[Dataset entries]
◆ ◆ ◆

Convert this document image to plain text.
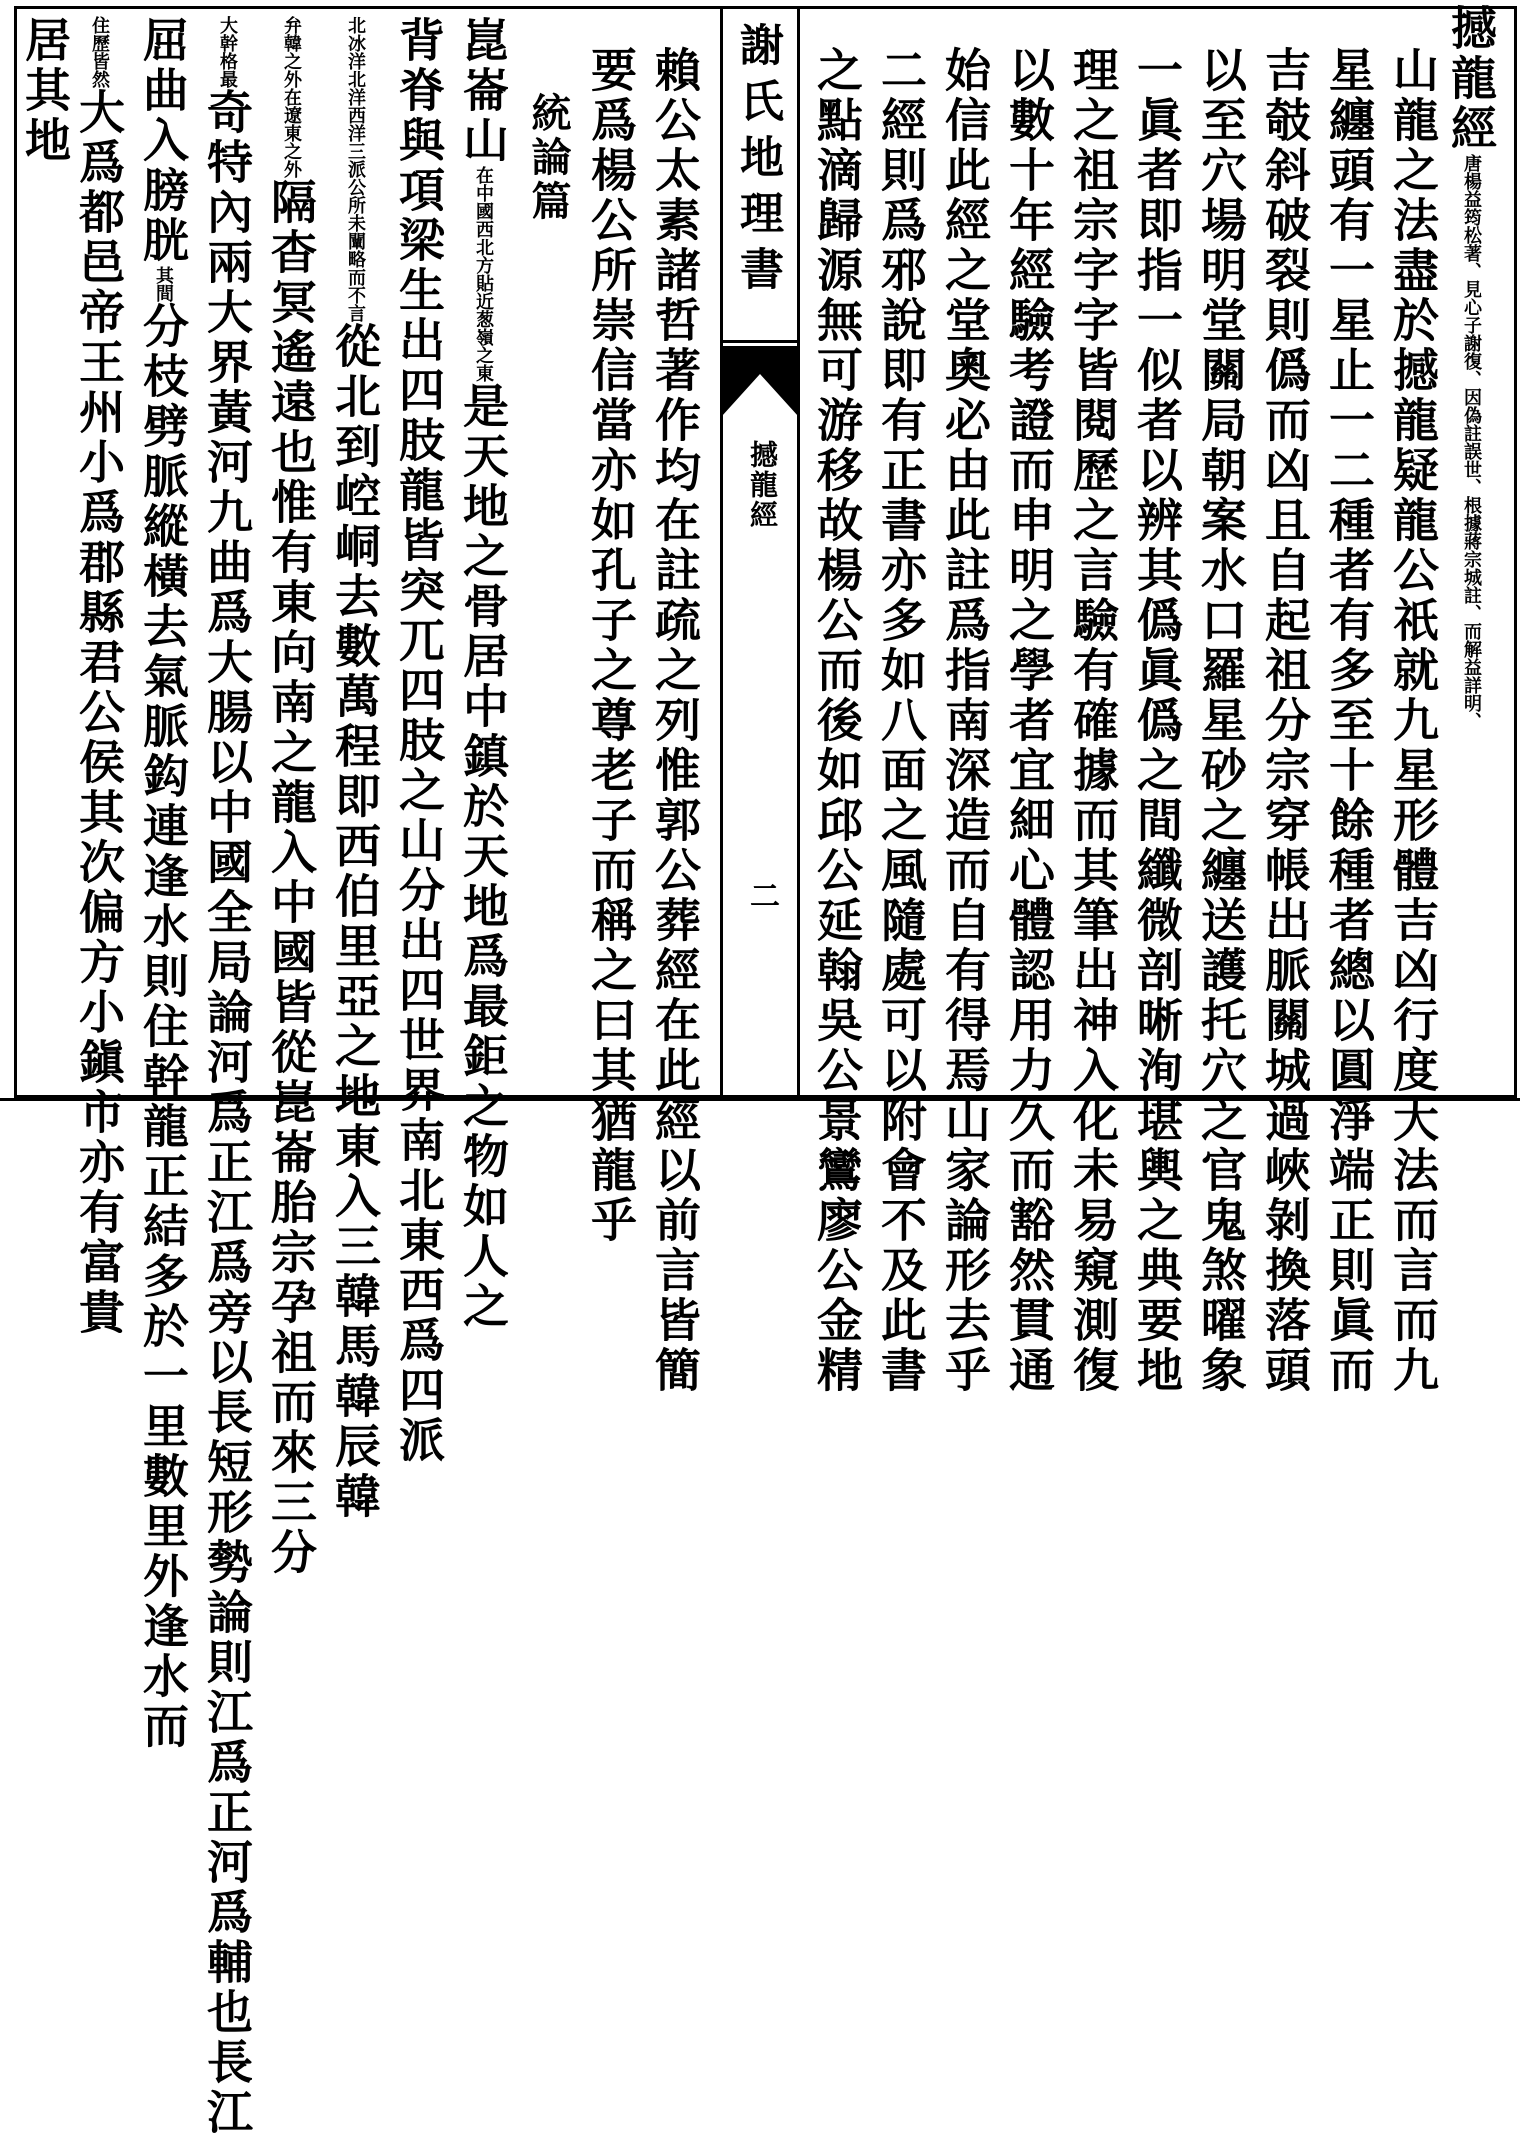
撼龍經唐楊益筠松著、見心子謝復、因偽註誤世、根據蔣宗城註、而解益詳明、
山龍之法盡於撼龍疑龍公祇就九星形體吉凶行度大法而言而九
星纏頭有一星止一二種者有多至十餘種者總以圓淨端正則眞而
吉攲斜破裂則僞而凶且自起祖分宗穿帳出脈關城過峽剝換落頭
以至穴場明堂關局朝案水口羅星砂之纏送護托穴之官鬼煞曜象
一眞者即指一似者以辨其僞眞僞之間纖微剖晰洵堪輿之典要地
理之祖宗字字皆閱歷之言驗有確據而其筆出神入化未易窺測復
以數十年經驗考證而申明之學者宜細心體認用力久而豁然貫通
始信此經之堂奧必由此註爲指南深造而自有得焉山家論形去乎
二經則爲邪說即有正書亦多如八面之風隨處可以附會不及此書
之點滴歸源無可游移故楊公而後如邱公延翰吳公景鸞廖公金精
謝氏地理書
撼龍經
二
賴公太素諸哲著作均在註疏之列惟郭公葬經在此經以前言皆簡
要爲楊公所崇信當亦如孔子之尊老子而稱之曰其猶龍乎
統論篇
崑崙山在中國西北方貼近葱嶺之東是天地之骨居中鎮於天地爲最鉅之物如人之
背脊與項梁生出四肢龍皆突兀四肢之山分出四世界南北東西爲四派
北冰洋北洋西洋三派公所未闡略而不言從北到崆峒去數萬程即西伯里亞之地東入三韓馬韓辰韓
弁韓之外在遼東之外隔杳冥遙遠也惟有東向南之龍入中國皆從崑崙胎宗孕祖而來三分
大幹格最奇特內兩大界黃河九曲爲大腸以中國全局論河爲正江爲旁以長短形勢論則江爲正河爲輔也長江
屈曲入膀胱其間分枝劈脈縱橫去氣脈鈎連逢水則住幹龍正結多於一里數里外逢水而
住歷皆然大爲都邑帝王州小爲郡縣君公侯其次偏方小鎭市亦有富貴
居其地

◆ ◆ ◆

What you are asked to do: Every record above should be written out again without change, except that the pictures are left out.

The result:
Convert this document image to plain text.
撼龍經唐楊益筠松著、見心子謝復、因偽註誤世、根據蔣宗城註、而解益詳明、
山龍之法盡於撼龍疑龍公祇就九星形體吉凶行度大法而言而九
星纏頭有一星止一二種者有多至十餘種者總以圓淨端正則眞而
吉攲斜破裂則僞而凶且自起祖分宗穿帳出脈關城過峽剝換落頭
以至穴場明堂關局朝案水口羅星砂之纏送護托穴之官鬼煞曜象
一眞者即指一似者以辨其僞眞僞之間纖微剖晰洵堪輿之典要地
理之祖宗字字皆閱歷之言驗有確據而其筆出神入化未易窺測復
以數十年經驗考證而申明之學者宜細心體認用力久而豁然貫通
始信此經之堂奧必由此註爲指南深造而自有得焉山家論形去乎
二經則爲邪說即有正書亦多如八面之風隨處可以附會不及此書
之點滴歸源無可游移故楊公而後如邱公延翰吳公景鸞廖公金精
謝氏地理書
撼龍經
二
賴公太素諸哲著作均在註疏之列惟郭公葬經在此經以前言皆簡
要爲楊公所崇信當亦如孔子之尊老子而稱之曰其猶龍乎
統論篇
崑崙山在中國西北方貼近葱嶺之東是天地之骨居中鎮於天地爲最鉅之物如人之
背脊與項梁生出四肢龍皆突兀四肢之山分出四世界南北東西爲四派
北冰洋北洋西洋三派公所未闡略而不言從北到崆峒去數萬程即西伯里亞之地東入三韓馬韓辰韓
弁韓之外在遼東之外隔杳冥遙遠也惟有東向南之龍入中國皆從崑崙胎宗孕祖而來三分
大幹格最奇特內兩大界黃河九曲爲大腸以中國全局論河爲正江爲旁以長短形勢論則江爲正河爲輔也長江
屈曲入膀胱其間分枝劈脈縱橫去氣脈鈎連逢水則住幹龍正結多於一里數里外逢水而
住歷皆然大爲都邑帝王州小爲郡縣君公侯其次偏方小鎭市亦有富貴
居其地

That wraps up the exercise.